Repeat every record below exactly, but leave out any pictures.

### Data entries
## START
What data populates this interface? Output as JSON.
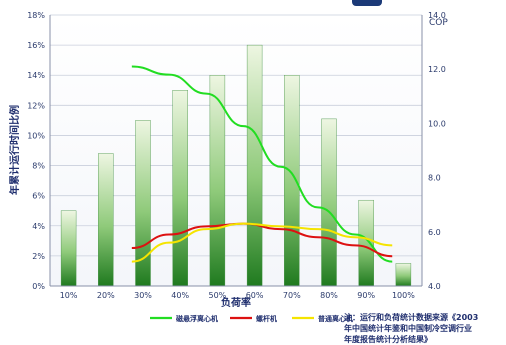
{
  "chart_data": {
    "type": "bar",
    "categories": [
      "10%",
      "20%",
      "30%",
      "40%",
      "50%",
      "60%",
      "70%",
      "80%",
      "90%",
      "100%"
    ],
    "values": [
      5,
      8.8,
      11,
      13,
      14,
      16,
      14,
      11.1,
      5.7,
      1.5
    ],
    "xlabel": "负荷率",
    "ylabel": "年累计运行时间比例",
    "ylim": [
      0,
      18
    ],
    "yticks": [
      "0%",
      "2%",
      "4%",
      "6%",
      "8%",
      "10%",
      "12%",
      "14%",
      "16%",
      "18%"
    ],
    "y2label": "COP",
    "y2lim": [
      4.0,
      14.0
    ],
    "y2ticks": [
      "4.0",
      "6.0",
      "8.0",
      "10.0",
      "12.0",
      "14.0"
    ],
    "grid": true,
    "series": [
      {
        "name": "磁悬浮离心机",
        "color": "#22dd22",
        "values": [
          null,
          null,
          12.1,
          11.8,
          11.1,
          9.9,
          8.4,
          6.9,
          5.9,
          4.9
        ]
      },
      {
        "name": "螺杆机",
        "color": "#dd1111",
        "values": [
          null,
          null,
          5.4,
          5.9,
          6.2,
          6.3,
          6.1,
          5.8,
          5.5,
          5.1
        ]
      },
      {
        "name": "普通离心机",
        "color": "#f5e400",
        "values": [
          null,
          null,
          4.9,
          5.6,
          6.1,
          6.3,
          6.2,
          6.1,
          5.8,
          5.5
        ]
      }
    ],
    "legend_position": "bottom",
    "note": [
      "注：运行和负荷统计数据来源《2003",
      "年中国统计年鉴和中国制冷空调行业",
      "年度报告统计分析结果》"
    ]
  }
}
## END
### Solution
What data populates this interface? Output as JSON.
{
  "chart_data": {
    "type": "bar",
    "categories": [
      "10%",
      "20%",
      "30%",
      "40%",
      "50%",
      "60%",
      "70%",
      "80%",
      "90%",
      "100%"
    ],
    "values": [
      5,
      8.8,
      11,
      13,
      14,
      16,
      14,
      11.1,
      5.7,
      1.5
    ],
    "xlabel": "负荷率",
    "ylabel": "年累计运行时间比例",
    "ylim": [
      0,
      18
    ],
    "yticks": [
      "0%",
      "2%",
      "4%",
      "6%",
      "8%",
      "10%",
      "12%",
      "14%",
      "16%",
      "18%"
    ],
    "y2label": "COP",
    "y2lim": [
      4.0,
      14.0
    ],
    "y2ticks": [
      "4.0",
      "6.0",
      "8.0",
      "10.0",
      "12.0",
      "14.0"
    ],
    "grid": true,
    "series": [
      {
        "name": "磁悬浮离心机",
        "color": "#22dd22",
        "values": [
          null,
          null,
          12.1,
          11.8,
          11.1,
          9.9,
          8.4,
          6.9,
          5.9,
          4.9
        ]
      },
      {
        "name": "螺杆机",
        "color": "#dd1111",
        "values": [
          null,
          null,
          5.4,
          5.9,
          6.2,
          6.3,
          6.1,
          5.8,
          5.5,
          5.1
        ]
      },
      {
        "name": "普通离心机",
        "color": "#f5e400",
        "values": [
          null,
          null,
          4.9,
          5.6,
          6.1,
          6.3,
          6.2,
          6.1,
          5.8,
          5.5
        ]
      }
    ],
    "legend_position": "bottom",
    "note": [
      "注：运行和负荷统计数据来源《2003",
      "年中国统计年鉴和中国制冷空调行业",
      "年度报告统计分析结果》"
    ]
  }
}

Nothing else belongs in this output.